Exercise => Among the lines of these entries, how many hold the word "updated"? State only the number.

Task inputs =>
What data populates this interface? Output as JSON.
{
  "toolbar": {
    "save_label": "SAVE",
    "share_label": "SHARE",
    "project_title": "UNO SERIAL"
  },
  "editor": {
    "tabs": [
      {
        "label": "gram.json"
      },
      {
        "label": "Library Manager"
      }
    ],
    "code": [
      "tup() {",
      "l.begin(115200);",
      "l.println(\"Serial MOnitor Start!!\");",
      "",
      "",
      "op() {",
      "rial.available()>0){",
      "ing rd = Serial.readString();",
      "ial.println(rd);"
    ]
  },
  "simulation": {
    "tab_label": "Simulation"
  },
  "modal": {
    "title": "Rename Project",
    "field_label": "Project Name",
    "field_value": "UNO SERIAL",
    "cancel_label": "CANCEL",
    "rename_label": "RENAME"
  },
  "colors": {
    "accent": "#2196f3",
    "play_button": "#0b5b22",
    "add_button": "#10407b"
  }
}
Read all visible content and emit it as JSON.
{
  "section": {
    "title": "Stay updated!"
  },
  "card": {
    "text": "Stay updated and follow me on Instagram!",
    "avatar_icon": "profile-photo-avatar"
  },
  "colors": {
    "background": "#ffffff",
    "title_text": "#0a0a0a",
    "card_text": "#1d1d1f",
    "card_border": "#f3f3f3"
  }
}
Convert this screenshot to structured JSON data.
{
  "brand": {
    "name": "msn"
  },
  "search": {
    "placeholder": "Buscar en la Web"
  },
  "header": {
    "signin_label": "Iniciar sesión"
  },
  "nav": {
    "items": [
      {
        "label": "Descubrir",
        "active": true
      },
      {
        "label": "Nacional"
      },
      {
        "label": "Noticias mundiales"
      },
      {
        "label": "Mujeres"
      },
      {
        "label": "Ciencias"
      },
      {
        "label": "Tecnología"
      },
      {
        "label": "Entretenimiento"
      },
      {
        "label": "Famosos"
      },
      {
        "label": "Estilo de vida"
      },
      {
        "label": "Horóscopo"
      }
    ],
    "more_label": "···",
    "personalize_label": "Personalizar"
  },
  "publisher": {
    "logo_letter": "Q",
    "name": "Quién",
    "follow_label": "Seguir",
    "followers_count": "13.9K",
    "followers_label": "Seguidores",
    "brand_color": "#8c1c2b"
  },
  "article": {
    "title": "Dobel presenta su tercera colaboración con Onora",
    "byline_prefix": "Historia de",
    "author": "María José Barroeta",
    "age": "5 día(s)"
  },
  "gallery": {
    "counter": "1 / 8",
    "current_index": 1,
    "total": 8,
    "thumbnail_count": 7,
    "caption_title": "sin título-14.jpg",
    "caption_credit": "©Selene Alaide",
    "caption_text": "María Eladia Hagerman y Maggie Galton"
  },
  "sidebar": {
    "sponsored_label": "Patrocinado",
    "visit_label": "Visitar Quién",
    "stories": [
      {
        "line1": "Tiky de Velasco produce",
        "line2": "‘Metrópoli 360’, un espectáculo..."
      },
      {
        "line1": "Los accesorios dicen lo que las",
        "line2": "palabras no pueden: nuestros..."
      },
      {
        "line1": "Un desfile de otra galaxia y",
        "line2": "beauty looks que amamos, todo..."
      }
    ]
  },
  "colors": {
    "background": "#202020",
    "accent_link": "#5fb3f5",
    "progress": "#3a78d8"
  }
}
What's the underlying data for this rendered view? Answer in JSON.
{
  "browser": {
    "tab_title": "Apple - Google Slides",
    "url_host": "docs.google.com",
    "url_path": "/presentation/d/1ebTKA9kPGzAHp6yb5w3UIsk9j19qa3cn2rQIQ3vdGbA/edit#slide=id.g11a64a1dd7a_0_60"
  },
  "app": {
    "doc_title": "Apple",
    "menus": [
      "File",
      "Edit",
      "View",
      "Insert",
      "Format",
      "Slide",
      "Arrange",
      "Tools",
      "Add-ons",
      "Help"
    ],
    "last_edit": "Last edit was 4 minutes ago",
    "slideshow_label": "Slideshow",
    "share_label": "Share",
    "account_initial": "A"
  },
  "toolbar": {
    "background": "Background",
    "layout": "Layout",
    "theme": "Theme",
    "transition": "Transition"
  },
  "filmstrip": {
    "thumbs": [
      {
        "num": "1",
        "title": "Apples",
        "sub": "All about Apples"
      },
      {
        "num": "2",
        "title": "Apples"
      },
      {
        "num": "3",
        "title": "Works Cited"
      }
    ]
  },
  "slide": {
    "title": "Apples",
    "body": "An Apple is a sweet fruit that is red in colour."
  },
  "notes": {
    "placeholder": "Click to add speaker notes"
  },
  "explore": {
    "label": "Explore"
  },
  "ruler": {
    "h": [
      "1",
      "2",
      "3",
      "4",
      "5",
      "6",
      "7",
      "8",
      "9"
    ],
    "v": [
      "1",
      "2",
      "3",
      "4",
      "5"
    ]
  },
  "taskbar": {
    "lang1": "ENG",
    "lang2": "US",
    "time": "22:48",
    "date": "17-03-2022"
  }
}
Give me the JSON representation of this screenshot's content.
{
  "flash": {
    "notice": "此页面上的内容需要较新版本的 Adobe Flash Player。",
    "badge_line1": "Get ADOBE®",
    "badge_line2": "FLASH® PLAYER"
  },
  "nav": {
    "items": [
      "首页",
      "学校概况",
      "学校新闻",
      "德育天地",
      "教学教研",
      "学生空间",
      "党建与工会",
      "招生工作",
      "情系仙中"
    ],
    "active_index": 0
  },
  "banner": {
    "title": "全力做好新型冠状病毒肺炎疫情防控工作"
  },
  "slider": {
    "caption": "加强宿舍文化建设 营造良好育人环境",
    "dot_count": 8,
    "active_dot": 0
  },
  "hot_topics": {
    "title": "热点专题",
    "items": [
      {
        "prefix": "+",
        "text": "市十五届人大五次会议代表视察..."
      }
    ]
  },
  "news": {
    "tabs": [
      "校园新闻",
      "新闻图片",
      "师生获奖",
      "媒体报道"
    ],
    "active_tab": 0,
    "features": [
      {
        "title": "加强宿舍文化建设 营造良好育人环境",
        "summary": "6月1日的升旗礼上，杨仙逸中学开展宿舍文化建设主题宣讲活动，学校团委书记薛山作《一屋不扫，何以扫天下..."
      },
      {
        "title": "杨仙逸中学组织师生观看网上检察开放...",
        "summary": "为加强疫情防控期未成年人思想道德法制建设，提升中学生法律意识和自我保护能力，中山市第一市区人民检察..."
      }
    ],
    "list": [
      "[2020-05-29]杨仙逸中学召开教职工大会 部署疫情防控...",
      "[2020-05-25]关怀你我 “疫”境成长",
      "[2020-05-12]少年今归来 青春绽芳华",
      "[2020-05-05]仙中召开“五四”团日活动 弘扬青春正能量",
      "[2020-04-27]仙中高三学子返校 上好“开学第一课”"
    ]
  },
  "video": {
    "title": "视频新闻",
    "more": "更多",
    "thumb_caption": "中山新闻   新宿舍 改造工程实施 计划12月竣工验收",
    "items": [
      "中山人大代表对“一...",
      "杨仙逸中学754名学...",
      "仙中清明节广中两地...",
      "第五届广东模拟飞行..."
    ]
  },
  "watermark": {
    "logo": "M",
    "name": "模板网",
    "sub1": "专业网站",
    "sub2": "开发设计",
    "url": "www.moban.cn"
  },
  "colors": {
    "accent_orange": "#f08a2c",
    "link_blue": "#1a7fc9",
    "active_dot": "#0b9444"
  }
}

Worked solution => 2